Déclaration de M. Christian Pierret, secrétaire d'Etat à l'industrie, sur le rôle du gaz naturel dans la maitrise de la pollution atmosphérique, et suite à la directive européenne, sur l'ouverture totale des marchés du gaz aux particuliers, Paris le 12 septembre 2001.

Prononcé le

Intervenant(s) : 

Circonstance : Ouverture du Congrès du gaz organisé par l'Association française du gaz sur le thème "concurrence et environnement", à Paris, le 12 septembre 2001

Texte intégral

Allocution
de M. Christian PIERRET -
Secrétaire d'Etat à l'Industrie
d'ouverture du Congrès du gaz organisé
par l'Association française du gaz,
à Paris
le 12 septembre 2001
Monsieur le Président,
Mesdames, Messieurs,
Je suis heureux d'intervenir devant vous à l'occasion de ce Congrès du gaz.
Le thème de votre Congrès "concurrence et environnement" est particulièrement bien choisi et répond aux préoccupations actuelles du monde gazier.
I - Les préoccupations environnementales ont pris en effet une importance tout à fait particulière dans le domaine énergétique du fait notamment de la prise de conscience des risques liés au phénomène de l'effet de serre.
Il existe désormais une quasi-certitude sur le lien entre usage d'énergies fossiles émettrices de gaz à effet de serre et le réchauffement climatique.
Sans céder au catastrophisme ont peut estimer que la composition de l'atmosphère continuera de changer du fait de l'activité humaine au XXIème siècle.
Le Groupe d'experts intergouvernemental sur l'évolution du climat pronostique ainsi une élévation de la température de nos jours à l'an 2100 comprise entre 1,5 et 6° C et une élévation du niveau de la mer de 14 à 80 cm.
Notre planète a déjà connu de tels écarts de température, mais étalés sur plusieurs dizaines de milliers d'années.
Il est très difficile de prévoir les conséquences pour la santé, l'agriculture d'un réchauffement de cette ampleur concentré sur un siècle.
Mais assurément la lutte contre l'effet de serre est appelée à devenir un enjeu de niveau international majeur.
Dans ce contexte, le gaz naturel a un rôle à jouer au côté d'autres énergies comme le nucléaire ou les énergies renouvelables. En effet, est-il besoin de le rappeler, le gaz naturel contribue moins au phénomène d'effet de serre que les autres énergies fossiles. A usage égal pour le consommateur final, le gaz naturel émet 30 % de moins de gaz carbonique que le fioul et 45 % de moins que le charbon.
Mis en uvre par des techniques économes et propres, ses qualités environnementales font donc du gaz naturel un combustible fossile avantageux pour l'environnement.
Je citerai deux exemples :
1° Le véhicule au gaz : il retient tout l'intérêt des Pouvoirs publics qui souhaitent promouvoir l'ensemble des filières alternatives : le véhicule électrique, le véhicule au GPL et le gaz naturel véhicule (GNV).
──────────
Actions à mener:
[a] Dans le discours sur le gaz naturel, relevez toutes les filières alternatives de véhicules que les pouvoirs publics souhaitent promouvoir.
[b] Poursuivez le discours sur le gaz naturel après sa dernière phrase.

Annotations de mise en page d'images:
──────────
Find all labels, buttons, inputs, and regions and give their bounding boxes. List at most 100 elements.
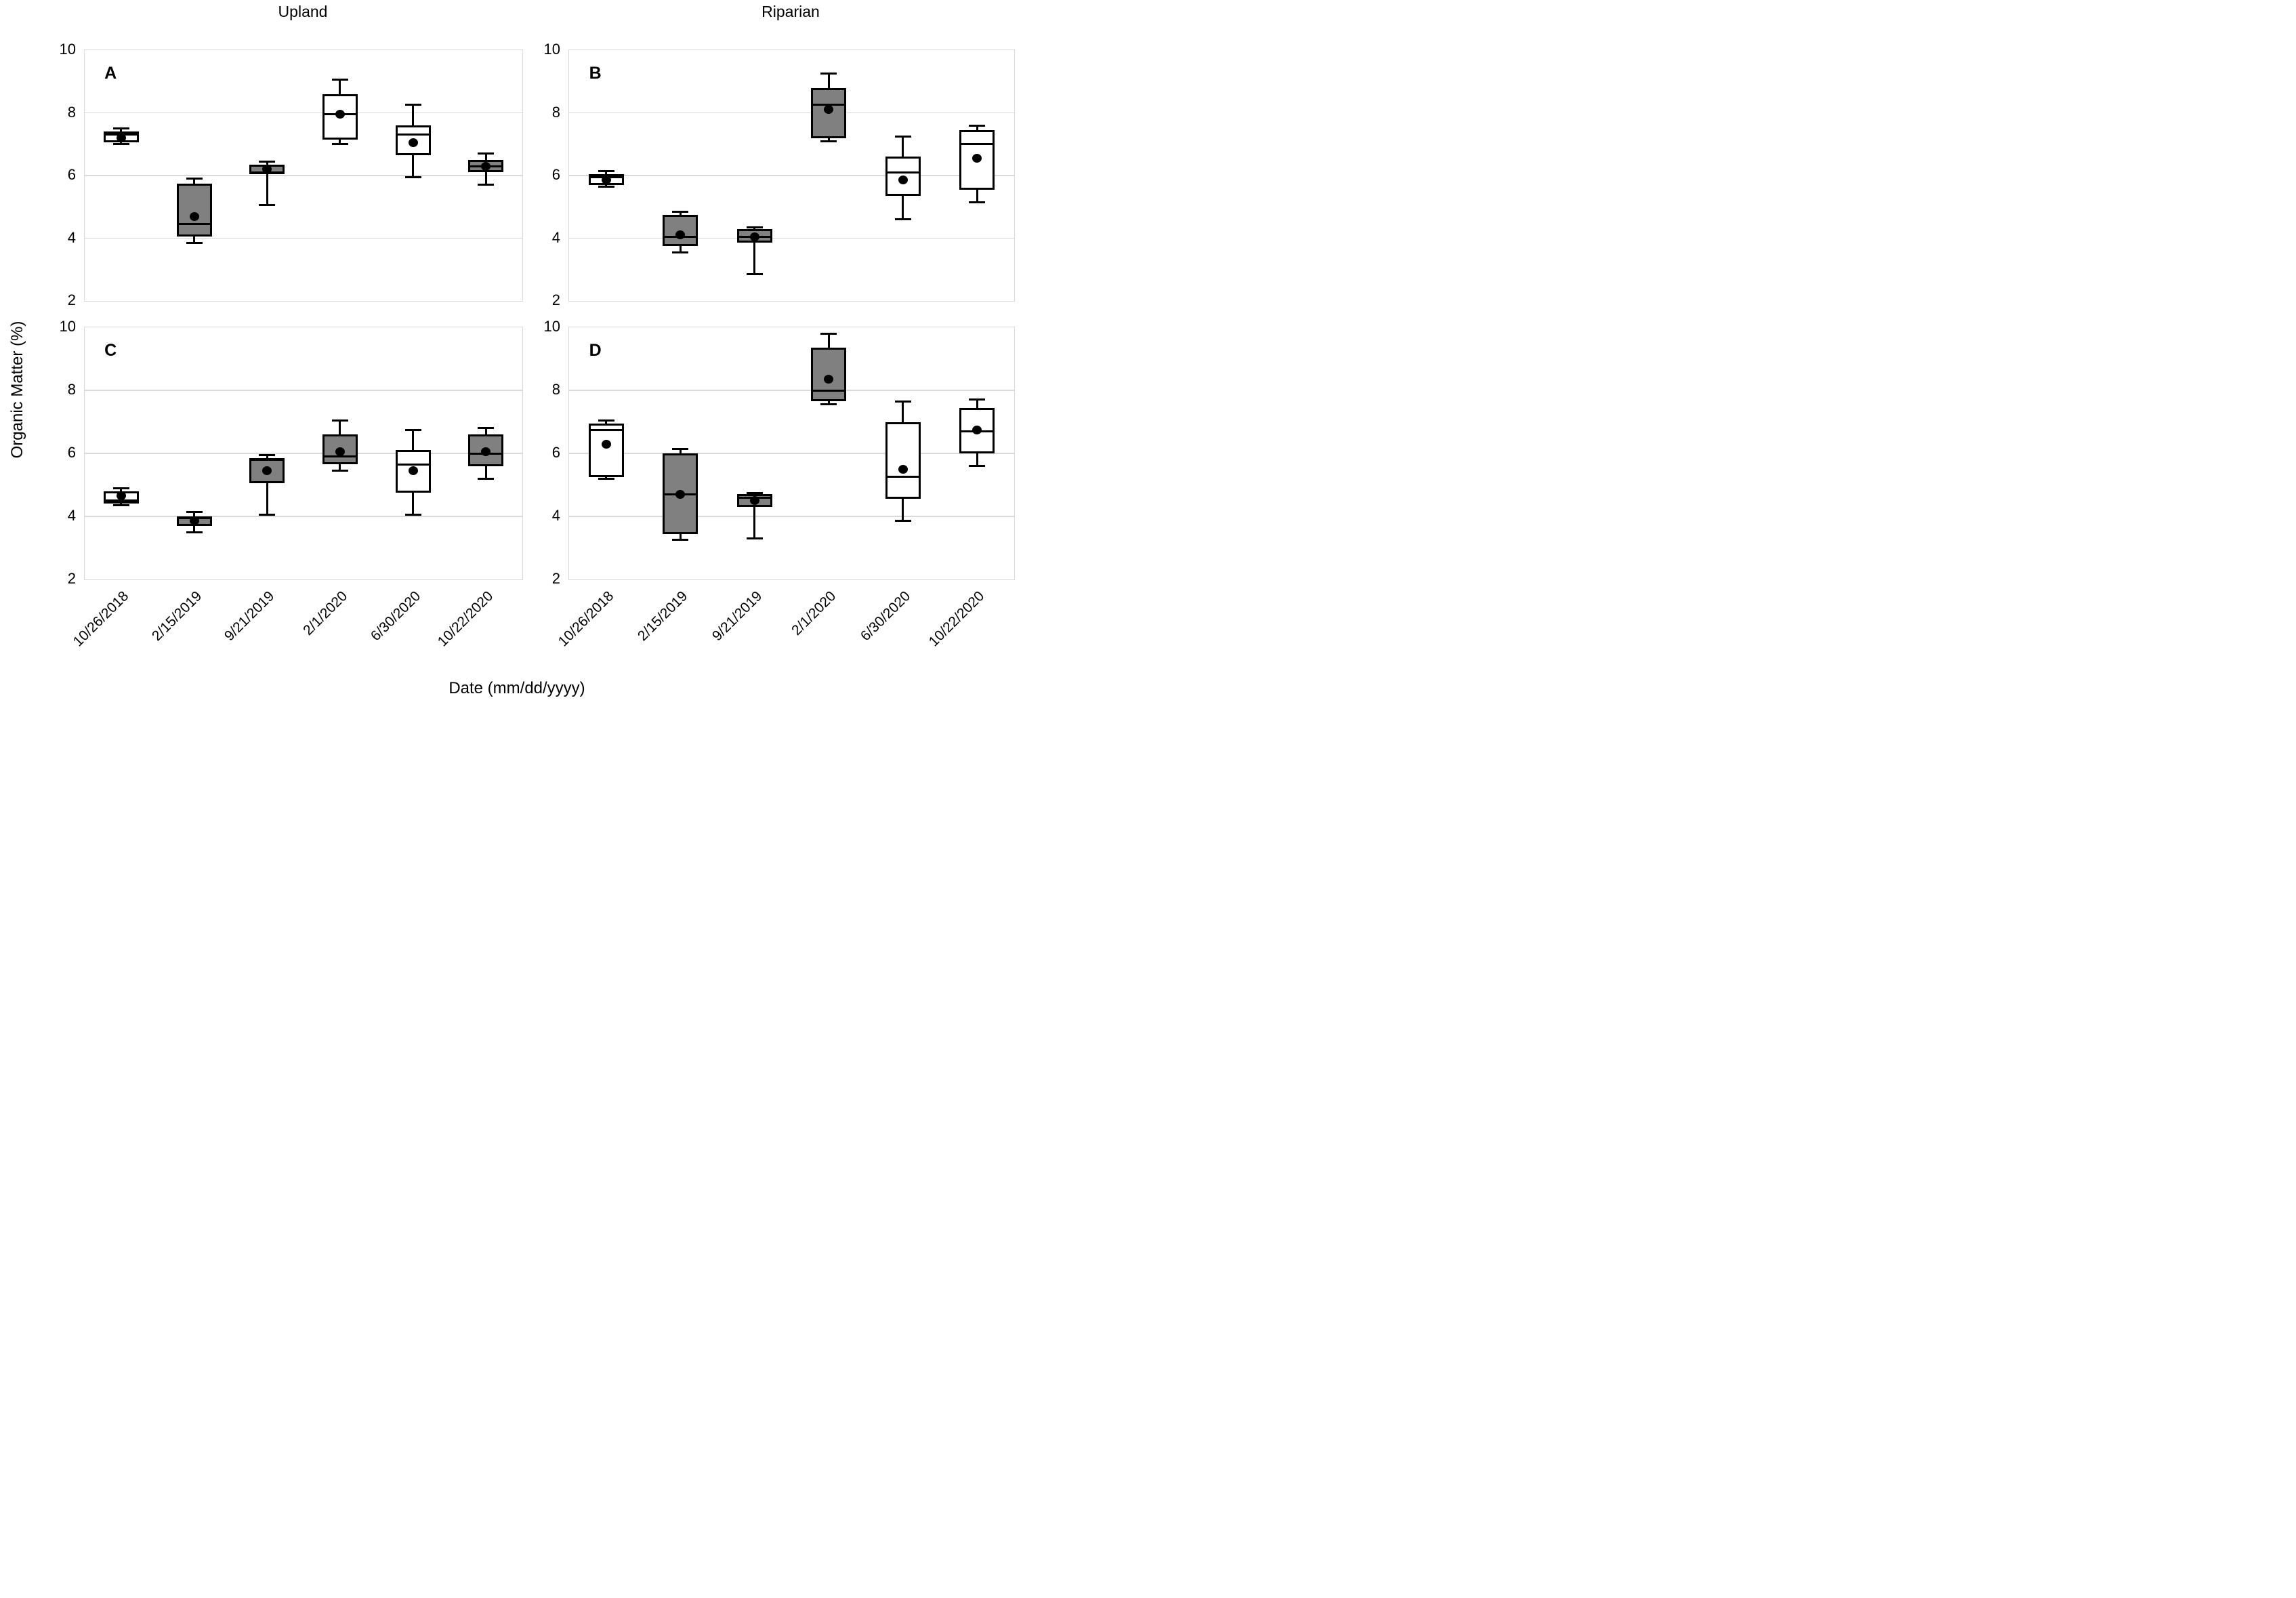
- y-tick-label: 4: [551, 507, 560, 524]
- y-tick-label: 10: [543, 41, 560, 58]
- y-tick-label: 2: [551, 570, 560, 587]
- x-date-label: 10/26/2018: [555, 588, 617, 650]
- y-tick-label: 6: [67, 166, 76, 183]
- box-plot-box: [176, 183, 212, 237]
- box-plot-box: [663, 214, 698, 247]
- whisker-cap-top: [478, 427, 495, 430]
──────────
Réponses:
[a] le véhicule électrique ; le véhicule au GPL ; le gaz naturel véhicule (GNV)

[b]
Le développement de ces filières constitue une réponse concrète aux préoccupations de nos concitoyens pour maîtriser la pollution urbaine.
Déjà plus de 600 bus au GNV circulent aujourd'hui dans les grandes villes françaises et 800 autres sont commandés. Un nouveau bus sur trois roule aujourd'hui au GNV.
Un autre secteur du GNV présente également de bonnes perspectives, il s'agit du secteur de la collecte des déchets dans les centres urbains. Aujourd'hui plus de 60 bennes à ordures ménagères roulent au GNV.
Ce bilan positif est à mettre à l'actif d'une coopération exemplaire entre tous les partenaires de la filière au sein de l'Association française du gaz naturel véhicule, l'AFGNV auquel je rends hommage.
2° Le deuxième exemple d'utilisation performante du gaz naturel est celui de la cogénération.
Cette technique à haut rendement de production d'électricité et de chaleur bénéficie du soutien des Pouvoirs publics. En effet, la loi du 10 février 2000 a prévu que ce type de production d'électricité bénéficie d'une obligation d'achat par EDF ou les distributeurs d'électricité.
Les conditions d'achat ont récemment fait l'objet d'une concertation avec tous les acteurs concernés et celle-ci a conduit à l'adoption d'un tarif de rachat que j'ai signé récemment et qui vient d'être publié au Journal officiel.
Ce nouvel environnement législatif et réglementaire va permettre, j'en suis persuadé, de dynamiser le développement de cette filière.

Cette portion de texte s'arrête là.